WHAT YOU NEED TO DO:
Omit all pictures, then retype the data exactly as given.

DATA SHOWN:

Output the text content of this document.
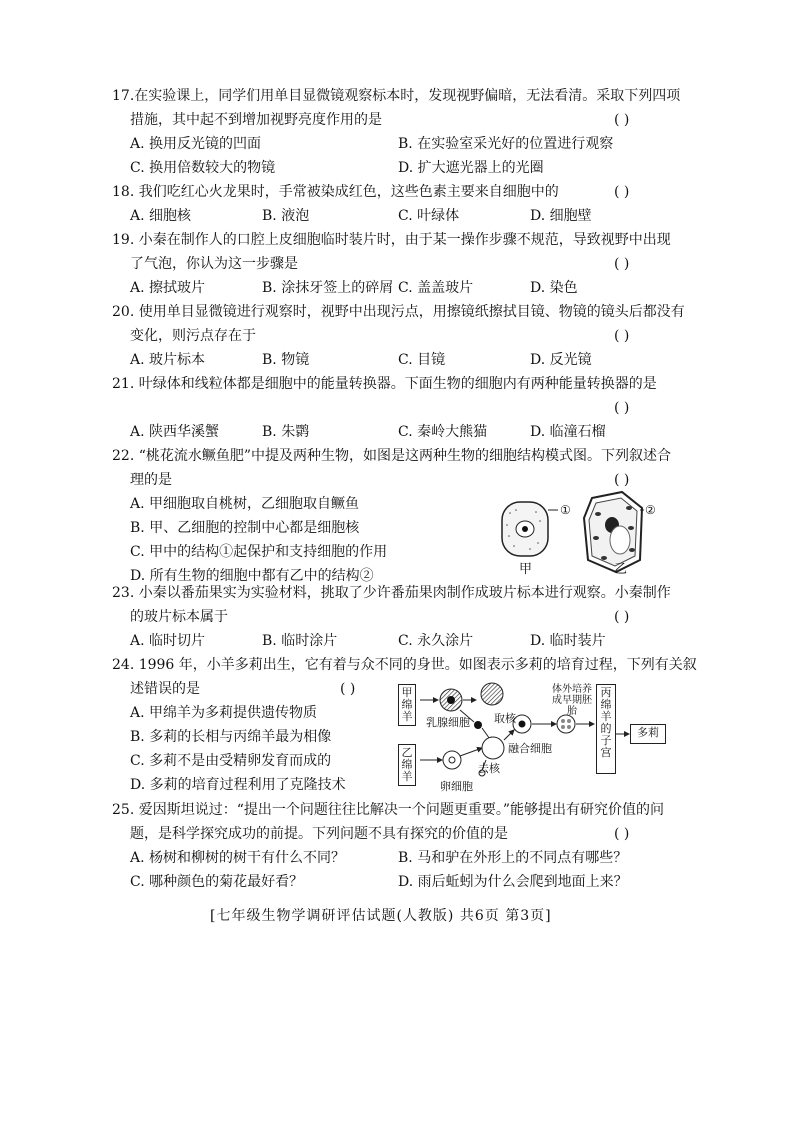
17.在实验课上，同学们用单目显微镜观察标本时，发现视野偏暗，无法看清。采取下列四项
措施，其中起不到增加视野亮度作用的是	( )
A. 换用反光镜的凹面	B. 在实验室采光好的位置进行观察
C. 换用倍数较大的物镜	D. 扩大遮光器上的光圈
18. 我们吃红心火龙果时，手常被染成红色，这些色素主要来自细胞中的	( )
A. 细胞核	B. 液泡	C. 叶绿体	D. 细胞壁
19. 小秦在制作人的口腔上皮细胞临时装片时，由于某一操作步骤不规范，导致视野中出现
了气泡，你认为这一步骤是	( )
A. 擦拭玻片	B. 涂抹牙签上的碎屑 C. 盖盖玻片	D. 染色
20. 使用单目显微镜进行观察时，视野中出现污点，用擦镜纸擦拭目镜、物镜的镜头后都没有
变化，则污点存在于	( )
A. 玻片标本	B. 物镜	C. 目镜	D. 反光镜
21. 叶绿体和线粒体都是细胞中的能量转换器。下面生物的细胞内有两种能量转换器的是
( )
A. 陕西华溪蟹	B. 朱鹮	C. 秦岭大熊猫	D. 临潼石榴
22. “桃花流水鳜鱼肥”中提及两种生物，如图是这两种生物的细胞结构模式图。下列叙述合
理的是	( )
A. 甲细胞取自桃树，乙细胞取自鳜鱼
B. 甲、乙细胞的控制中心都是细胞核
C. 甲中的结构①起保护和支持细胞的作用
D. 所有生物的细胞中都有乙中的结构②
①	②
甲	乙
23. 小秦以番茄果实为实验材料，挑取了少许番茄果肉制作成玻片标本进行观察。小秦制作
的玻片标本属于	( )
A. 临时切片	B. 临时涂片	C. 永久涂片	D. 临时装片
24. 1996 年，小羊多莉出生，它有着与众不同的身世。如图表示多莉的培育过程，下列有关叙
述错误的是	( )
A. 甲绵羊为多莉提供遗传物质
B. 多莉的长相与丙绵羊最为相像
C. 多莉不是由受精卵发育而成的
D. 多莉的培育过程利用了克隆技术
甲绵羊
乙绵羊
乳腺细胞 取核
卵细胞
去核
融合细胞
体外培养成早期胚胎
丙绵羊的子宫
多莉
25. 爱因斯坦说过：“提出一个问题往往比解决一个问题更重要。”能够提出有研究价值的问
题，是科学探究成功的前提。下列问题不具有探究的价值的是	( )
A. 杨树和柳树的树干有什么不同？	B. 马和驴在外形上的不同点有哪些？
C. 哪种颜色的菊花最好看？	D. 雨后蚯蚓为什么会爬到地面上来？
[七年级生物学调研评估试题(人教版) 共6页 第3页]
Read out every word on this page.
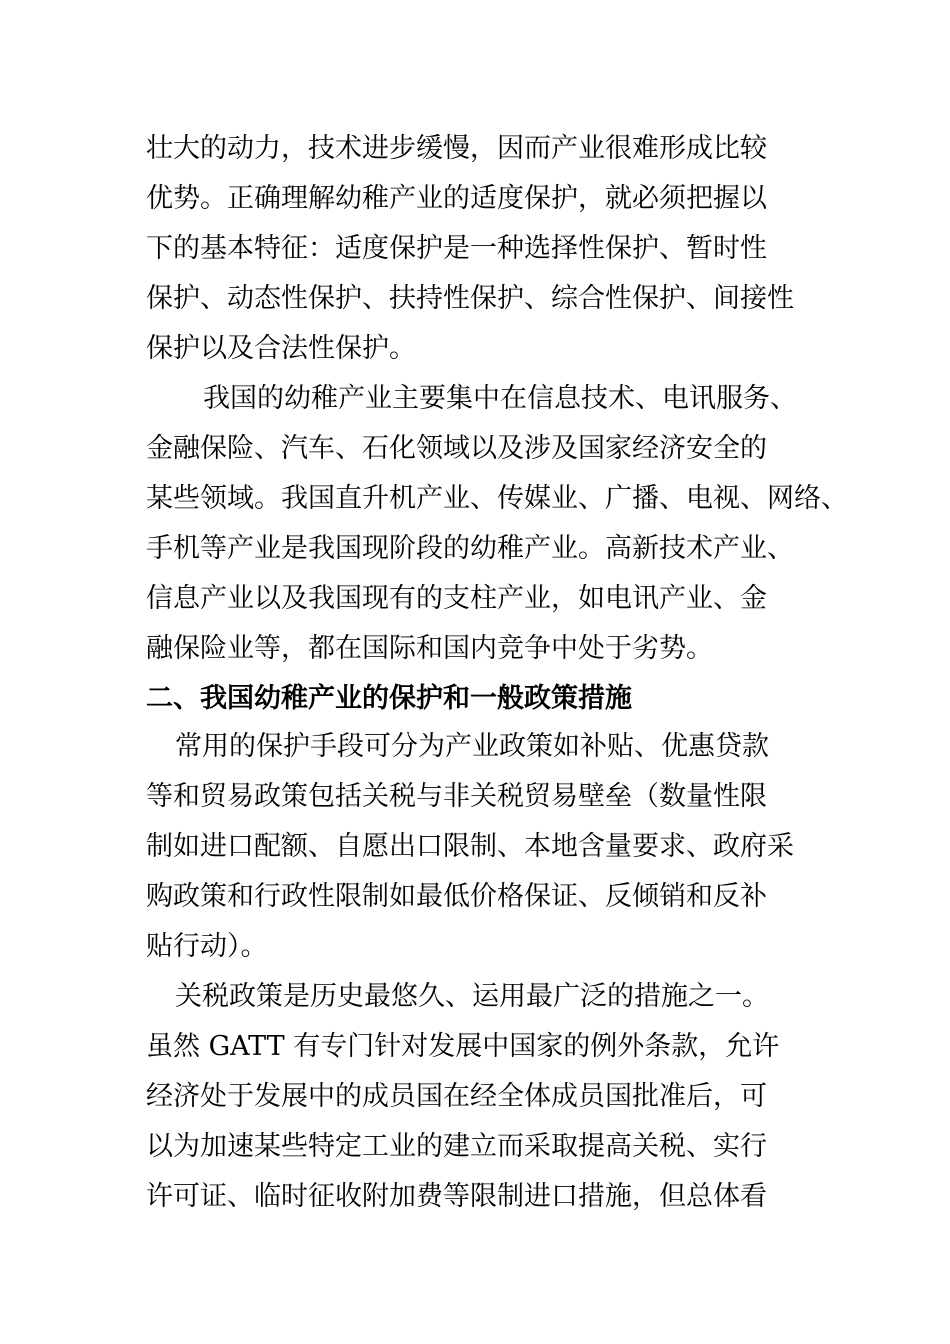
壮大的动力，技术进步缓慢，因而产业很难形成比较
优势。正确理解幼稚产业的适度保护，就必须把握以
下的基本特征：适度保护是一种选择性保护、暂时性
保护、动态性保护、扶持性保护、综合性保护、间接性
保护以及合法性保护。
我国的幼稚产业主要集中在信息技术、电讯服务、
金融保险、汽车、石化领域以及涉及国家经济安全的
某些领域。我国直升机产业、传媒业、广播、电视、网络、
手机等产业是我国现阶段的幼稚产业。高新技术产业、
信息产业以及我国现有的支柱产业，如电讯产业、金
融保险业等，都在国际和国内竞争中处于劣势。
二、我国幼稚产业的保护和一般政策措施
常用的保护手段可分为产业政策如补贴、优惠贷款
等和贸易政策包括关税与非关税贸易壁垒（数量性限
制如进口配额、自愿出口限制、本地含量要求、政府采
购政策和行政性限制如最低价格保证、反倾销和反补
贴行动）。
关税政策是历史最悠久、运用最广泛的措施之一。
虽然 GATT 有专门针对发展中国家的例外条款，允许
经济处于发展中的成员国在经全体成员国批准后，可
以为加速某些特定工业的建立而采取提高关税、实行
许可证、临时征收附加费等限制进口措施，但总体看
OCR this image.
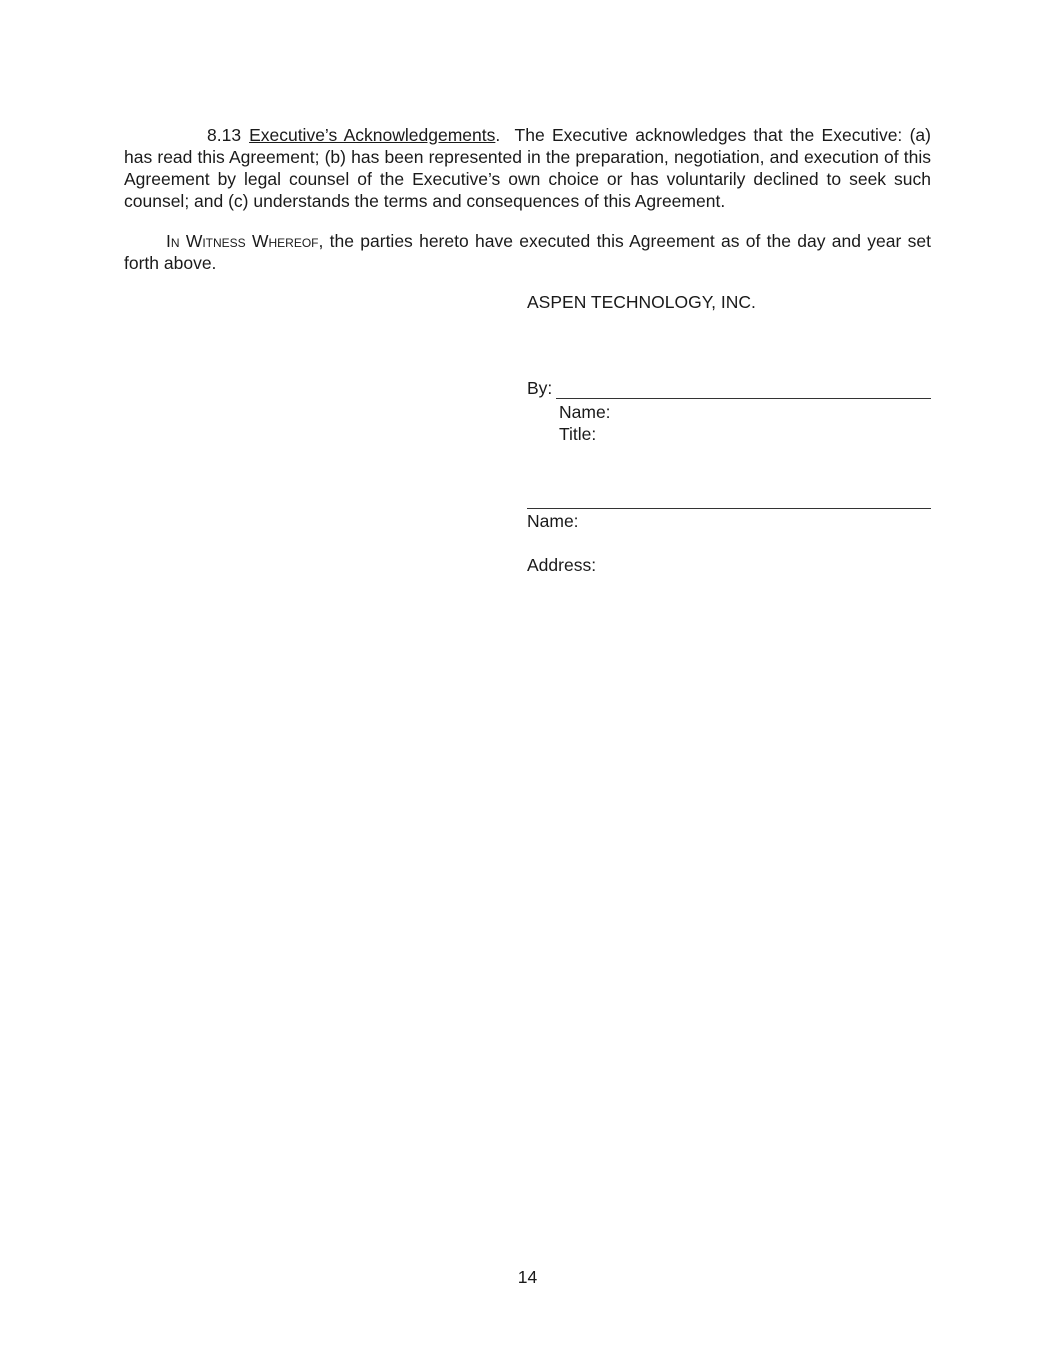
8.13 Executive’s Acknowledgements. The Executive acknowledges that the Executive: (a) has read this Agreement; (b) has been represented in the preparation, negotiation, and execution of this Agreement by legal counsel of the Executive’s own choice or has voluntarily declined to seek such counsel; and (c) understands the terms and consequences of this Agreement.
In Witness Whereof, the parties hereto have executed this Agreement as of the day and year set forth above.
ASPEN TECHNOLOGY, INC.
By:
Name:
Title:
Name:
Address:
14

IN RESPONSE:
Output the text content of this document.
17.在实验课上，同学们用单目显微镜观察标本时，发现视野偏暗，无法看清。采取下列四项
措施，其中起不到增加视野亮度作用的是	( )
A. 换用反光镜的凹面	B. 在实验室采光好的位置进行观察
C. 换用倍数较大的物镜	D. 扩大遮光器上的光圈
18. 我们吃红心火龙果时，手常被染成红色，这些色素主要来自细胞中的	( )
A. 细胞核	B. 液泡	C. 叶绿体	D. 细胞壁
19. 小秦在制作人的口腔上皮细胞临时装片时，由于某一操作步骤不规范，导致视野中出现
了气泡，你认为这一步骤是	( )
A. 擦拭玻片	B. 涂抹牙签上的碎屑 C. 盖盖玻片	D. 染色
20. 使用单目显微镜进行观察时，视野中出现污点，用擦镜纸擦拭目镜、物镜的镜头后都没有
变化，则污点存在于	( )
A. 玻片标本	B. 物镜	C. 目镜	D. 反光镜
21. 叶绿体和线粒体都是细胞中的能量转换器。下面生物的细胞内有两种能量转换器的是
( )
A. 陕西华溪蟹	B. 朱鹮	C. 秦岭大熊猫	D. 临潼石榴
22. “桃花流水鳜鱼肥”中提及两种生物，如图是这两种生物的细胞结构模式图。下列叙述合
理的是	( )
A. 甲细胞取自桃树，乙细胞取自鳜鱼
B. 甲、乙细胞的控制中心都是细胞核
C. 甲中的结构①起保护和支持细胞的作用
D. 所有生物的细胞中都有乙中的结构②
①	②
甲	乙
23. 小秦以番茄果实为实验材料，挑取了少许番茄果肉制作成玻片标本进行观察。小秦制作
的玻片标本属于	( )
A. 临时切片	B. 临时涂片	C. 永久涂片	D. 临时装片
24. 1996 年，小羊多莉出生，它有着与众不同的身世。如图表示多莉的培育过程，下列有关叙
述错误的是	( )
A. 甲绵羊为多莉提供遗传物质
B. 多莉的长相与丙绵羊最为相像
C. 多莉不是由受精卵发育而成的
D. 多莉的培育过程利用了克隆技术
甲绵羊
乙绵羊
乳腺细胞 取核
卵细胞
去核
融合细胞
体外培养成早期胚胎
丙绵羊的子宫
多莉
25. 爱因斯坦说过：“提出一个问题往往比解决一个问题更重要。”能够提出有研究价值的问
题，是科学探究成功的前提。下列问题不具有探究的价值的是	( )
A. 杨树和柳树的树干有什么不同？	B. 马和驴在外形上的不同点有哪些？
C. 哪种颜色的菊花最好看？	D. 雨后蚯蚓为什么会爬到地面上来？
[七年级生物学调研评估试题(人教版) 共6页 第3页]
Read out every word on this page.
壮大的动力，技术进步缓慢，因而产业很难形成比较
优势。正确理解幼稚产业的适度保护，就必须把握以
下的基本特征：适度保护是一种选择性保护、暂时性
保护、动态性保护、扶持性保护、综合性保护、间接性
保护以及合法性保护。
我国的幼稚产业主要集中在信息技术、电讯服务、
金融保险、汽车、石化领域以及涉及国家经济安全的
某些领域。我国直升机产业、传媒业、广播、电视、网络、
手机等产业是我国现阶段的幼稚产业。高新技术产业、
信息产业以及我国现有的支柱产业，如电讯产业、金
融保险业等，都在国际和国内竞争中处于劣势。
二、我国幼稚产业的保护和一般政策措施
常用的保护手段可分为产业政策如补贴、优惠贷款
等和贸易政策包括关税与非关税贸易壁垒（数量性限
制如进口配额、自愿出口限制、本地含量要求、政府采
购政策和行政性限制如最低价格保证、反倾销和反补
贴行动）。
关税政策是历史最悠久、运用最广泛的措施之一。
虽然 GATT 有专门针对发展中国家的例外条款，允许
经济处于发展中的成员国在经全体成员国批准后，可
以为加速某些特定工业的建立而采取提高关税、实行
许可证、临时征收附加费等限制进口措施，但总体看
OCR this image.
8.13 Executive’s Acknowledgements. The Executive acknowledges that the Executive: (a) has read this Agreement; (b) has been represented in the preparation, negotiation, and execution of this Agreement by legal counsel of the Executive’s own choice or has voluntarily declined to seek such counsel; and (c) understands the terms and consequences of this Agreement.
In Witness Whereof, the parties hereto have executed this Agreement as of the day and year set forth above.
ASPEN TECHNOLOGY, INC.
By:
Name:
Title:
Name:
Address:
14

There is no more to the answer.